■ The exercise: Quote exactly, and only, the lines from the one with "Type out the text in this image." through the end of the listing.

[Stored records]
[start]

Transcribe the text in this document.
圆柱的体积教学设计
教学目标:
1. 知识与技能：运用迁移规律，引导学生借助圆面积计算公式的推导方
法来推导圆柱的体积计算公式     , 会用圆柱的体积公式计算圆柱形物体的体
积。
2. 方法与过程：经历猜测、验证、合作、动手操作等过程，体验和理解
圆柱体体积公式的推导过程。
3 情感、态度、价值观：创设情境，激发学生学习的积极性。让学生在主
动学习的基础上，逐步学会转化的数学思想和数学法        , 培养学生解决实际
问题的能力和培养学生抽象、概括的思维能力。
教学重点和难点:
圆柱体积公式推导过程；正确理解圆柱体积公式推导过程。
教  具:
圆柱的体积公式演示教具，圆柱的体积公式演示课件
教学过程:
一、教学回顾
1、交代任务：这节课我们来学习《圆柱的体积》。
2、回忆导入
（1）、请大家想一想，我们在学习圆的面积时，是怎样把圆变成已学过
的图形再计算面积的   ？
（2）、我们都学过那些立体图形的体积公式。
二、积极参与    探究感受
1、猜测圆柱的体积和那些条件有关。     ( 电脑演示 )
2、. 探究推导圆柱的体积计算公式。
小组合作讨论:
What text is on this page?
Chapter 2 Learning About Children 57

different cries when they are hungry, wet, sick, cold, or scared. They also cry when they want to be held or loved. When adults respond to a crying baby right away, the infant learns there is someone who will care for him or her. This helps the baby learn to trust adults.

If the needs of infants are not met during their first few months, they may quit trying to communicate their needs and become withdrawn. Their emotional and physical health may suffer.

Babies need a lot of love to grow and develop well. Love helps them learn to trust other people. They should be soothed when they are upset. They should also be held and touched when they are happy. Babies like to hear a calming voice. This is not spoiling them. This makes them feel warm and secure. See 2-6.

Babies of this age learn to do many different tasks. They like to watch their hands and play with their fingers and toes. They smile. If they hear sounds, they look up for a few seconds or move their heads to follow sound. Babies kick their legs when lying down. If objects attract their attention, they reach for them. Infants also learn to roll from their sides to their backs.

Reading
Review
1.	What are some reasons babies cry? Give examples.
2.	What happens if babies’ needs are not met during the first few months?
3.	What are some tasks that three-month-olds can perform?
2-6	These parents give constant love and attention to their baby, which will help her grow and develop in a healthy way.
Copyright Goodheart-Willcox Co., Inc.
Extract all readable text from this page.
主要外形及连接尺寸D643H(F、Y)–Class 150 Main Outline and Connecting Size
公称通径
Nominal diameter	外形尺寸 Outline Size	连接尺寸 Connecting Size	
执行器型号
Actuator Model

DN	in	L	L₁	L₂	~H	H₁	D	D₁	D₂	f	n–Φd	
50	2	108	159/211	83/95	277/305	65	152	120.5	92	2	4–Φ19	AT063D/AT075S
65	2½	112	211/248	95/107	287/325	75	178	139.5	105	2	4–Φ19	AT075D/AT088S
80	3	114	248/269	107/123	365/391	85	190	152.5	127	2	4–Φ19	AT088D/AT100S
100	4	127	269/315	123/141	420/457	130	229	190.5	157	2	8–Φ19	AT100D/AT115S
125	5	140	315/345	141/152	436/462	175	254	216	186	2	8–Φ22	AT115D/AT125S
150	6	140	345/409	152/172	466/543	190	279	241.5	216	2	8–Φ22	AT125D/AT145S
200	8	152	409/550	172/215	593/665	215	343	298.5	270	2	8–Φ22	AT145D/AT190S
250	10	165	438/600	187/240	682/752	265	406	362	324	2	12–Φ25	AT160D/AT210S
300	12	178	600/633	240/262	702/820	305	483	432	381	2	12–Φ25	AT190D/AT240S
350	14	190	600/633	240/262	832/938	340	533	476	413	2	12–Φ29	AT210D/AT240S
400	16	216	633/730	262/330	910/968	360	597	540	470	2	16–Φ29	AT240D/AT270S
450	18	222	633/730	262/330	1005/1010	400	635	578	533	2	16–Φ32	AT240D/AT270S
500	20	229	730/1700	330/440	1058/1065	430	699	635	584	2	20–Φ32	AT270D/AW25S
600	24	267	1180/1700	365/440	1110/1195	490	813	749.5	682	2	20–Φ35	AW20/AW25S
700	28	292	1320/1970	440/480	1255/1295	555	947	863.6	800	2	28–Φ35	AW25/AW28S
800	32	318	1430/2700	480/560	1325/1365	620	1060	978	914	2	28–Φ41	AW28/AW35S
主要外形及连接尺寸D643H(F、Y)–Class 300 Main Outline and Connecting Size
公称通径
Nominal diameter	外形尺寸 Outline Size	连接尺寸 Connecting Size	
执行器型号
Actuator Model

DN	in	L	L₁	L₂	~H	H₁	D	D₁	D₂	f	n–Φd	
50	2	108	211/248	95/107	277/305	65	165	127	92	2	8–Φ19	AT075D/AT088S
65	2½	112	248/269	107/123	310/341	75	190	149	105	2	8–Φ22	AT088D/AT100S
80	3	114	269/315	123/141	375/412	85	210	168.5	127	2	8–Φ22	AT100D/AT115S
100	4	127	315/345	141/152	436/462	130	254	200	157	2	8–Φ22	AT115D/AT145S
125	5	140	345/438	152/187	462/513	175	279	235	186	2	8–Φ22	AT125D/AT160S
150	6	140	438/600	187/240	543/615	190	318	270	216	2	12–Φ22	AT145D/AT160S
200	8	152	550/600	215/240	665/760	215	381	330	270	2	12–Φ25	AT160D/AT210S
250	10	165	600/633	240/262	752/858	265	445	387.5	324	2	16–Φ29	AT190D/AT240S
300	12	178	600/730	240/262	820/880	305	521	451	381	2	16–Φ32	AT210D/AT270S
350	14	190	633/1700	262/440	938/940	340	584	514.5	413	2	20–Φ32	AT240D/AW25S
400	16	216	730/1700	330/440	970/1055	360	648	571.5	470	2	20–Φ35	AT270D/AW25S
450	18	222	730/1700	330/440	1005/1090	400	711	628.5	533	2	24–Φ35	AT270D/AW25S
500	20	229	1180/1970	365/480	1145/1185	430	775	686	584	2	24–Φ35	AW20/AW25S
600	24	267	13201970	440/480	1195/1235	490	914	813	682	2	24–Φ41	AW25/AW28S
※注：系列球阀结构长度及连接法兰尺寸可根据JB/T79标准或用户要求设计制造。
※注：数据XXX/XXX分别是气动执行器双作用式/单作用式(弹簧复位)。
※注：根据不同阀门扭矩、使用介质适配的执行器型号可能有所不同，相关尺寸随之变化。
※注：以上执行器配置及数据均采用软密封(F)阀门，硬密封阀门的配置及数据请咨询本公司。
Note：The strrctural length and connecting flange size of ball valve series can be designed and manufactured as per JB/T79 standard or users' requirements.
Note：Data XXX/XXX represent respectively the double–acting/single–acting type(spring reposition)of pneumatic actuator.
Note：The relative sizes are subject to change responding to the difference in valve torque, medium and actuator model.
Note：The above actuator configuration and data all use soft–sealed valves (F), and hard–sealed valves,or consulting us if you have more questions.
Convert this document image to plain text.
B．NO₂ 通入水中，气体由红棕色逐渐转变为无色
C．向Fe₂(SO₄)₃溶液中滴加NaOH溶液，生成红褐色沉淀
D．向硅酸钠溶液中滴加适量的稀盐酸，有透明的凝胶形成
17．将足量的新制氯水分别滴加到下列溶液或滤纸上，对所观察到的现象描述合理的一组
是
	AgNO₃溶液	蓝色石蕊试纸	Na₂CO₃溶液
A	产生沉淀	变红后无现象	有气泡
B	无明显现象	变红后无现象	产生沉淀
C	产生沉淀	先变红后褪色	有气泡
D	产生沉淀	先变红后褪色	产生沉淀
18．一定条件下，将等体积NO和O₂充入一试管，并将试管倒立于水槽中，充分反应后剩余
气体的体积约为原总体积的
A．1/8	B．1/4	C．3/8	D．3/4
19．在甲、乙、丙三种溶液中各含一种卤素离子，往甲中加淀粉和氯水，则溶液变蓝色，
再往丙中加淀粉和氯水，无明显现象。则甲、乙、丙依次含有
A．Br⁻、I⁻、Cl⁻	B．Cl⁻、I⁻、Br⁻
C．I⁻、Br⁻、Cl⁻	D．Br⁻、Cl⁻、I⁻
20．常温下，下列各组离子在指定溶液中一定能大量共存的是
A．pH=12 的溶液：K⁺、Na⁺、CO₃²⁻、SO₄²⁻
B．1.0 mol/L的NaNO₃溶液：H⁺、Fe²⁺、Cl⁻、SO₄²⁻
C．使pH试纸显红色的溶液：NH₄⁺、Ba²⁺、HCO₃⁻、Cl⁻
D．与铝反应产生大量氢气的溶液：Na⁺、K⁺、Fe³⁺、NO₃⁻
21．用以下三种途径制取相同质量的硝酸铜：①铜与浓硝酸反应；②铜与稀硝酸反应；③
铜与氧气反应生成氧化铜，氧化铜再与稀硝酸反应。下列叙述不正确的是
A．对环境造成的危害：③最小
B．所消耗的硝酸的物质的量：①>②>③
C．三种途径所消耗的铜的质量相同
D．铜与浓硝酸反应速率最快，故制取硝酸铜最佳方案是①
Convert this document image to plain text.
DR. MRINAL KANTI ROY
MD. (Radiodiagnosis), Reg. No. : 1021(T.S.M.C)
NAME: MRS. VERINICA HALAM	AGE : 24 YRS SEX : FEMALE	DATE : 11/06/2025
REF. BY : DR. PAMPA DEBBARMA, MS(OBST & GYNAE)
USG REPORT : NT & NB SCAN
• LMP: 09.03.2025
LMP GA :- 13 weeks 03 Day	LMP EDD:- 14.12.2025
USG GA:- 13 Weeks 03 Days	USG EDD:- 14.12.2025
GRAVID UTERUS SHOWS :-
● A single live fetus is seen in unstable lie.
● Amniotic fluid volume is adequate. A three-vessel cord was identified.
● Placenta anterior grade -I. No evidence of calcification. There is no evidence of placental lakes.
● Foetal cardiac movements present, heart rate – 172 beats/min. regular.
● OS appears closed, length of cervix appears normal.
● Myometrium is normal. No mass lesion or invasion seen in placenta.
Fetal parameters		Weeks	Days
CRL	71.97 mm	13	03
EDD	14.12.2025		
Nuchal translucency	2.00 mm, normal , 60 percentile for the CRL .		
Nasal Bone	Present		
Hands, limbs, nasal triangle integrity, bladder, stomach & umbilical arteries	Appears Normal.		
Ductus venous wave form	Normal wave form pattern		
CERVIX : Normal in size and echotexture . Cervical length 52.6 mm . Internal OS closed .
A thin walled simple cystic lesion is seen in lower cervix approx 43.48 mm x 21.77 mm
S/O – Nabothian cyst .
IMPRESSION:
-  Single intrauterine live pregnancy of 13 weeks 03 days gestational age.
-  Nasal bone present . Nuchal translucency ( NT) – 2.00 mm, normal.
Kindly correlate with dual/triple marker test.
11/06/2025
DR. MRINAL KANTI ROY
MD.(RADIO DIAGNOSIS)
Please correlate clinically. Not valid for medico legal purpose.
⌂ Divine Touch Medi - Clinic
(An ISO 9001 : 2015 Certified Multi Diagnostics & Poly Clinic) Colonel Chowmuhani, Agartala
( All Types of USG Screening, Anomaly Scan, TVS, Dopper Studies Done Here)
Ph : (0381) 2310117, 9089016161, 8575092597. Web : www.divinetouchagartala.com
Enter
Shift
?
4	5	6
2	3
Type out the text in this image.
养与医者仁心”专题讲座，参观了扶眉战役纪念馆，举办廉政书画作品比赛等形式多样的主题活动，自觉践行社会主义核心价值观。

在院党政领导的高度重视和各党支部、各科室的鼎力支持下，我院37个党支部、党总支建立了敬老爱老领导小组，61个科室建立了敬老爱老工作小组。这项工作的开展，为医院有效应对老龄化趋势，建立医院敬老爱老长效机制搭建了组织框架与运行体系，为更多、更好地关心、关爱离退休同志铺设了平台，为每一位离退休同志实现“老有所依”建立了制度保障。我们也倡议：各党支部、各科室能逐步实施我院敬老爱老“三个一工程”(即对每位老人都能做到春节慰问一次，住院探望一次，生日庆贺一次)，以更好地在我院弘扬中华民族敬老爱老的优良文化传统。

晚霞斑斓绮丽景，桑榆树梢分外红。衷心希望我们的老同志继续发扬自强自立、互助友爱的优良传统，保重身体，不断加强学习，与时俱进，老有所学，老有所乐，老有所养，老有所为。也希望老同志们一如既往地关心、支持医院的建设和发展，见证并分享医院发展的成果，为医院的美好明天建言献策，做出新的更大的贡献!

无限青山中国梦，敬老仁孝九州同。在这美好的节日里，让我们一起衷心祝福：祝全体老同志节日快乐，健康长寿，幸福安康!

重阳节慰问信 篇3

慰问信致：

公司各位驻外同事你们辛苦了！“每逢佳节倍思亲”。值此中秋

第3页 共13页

[end]

■ Problem solution:
Type out the text in this image.
养与医者仁心”专题讲座，参观了扶眉战役纪念馆，举办廉政书画作品比赛等形式多样的主题活动，自觉践行社会主义核心价值观。

在院党政领导的高度重视和各党支部、各科室的鼎力支持下，我院37个党支部、党总支建立了敬老爱老领导小组，61个科室建立了敬老爱老工作小组。这项工作的开展，为医院有效应对老龄化趋势，建立医院敬老爱老长效机制搭建了组织框架与运行体系，为更多、更好地关心、关爱离退休同志铺设了平台，为每一位离退休同志实现“老有所依”建立了制度保障。我们也倡议：各党支部、各科室能逐步实施我院敬老爱老“三个一工程”(即对每位老人都能做到春节慰问一次，住院探望一次，生日庆贺一次)，以更好地在我院弘扬中华民族敬老爱老的优良文化传统。

晚霞斑斓绮丽景，桑榆树梢分外红。衷心希望我们的老同志继续发扬自强自立、互助友爱的优良传统，保重身体，不断加强学习，与时俱进，老有所学，老有所乐，老有所养，老有所为。也希望老同志们一如既往地关心、支持医院的建设和发展，见证并分享医院发展的成果，为医院的美好明天建言献策，做出新的更大的贡献!

无限青山中国梦，敬老仁孝九州同。在这美好的节日里，让我们一起衷心祝福：祝全体老同志节日快乐，健康长寿，幸福安康!

重阳节慰问信 篇3

慰问信致：

公司各位驻外同事你们辛苦了！“每逢佳节倍思亲”。值此中秋

第3页 共13页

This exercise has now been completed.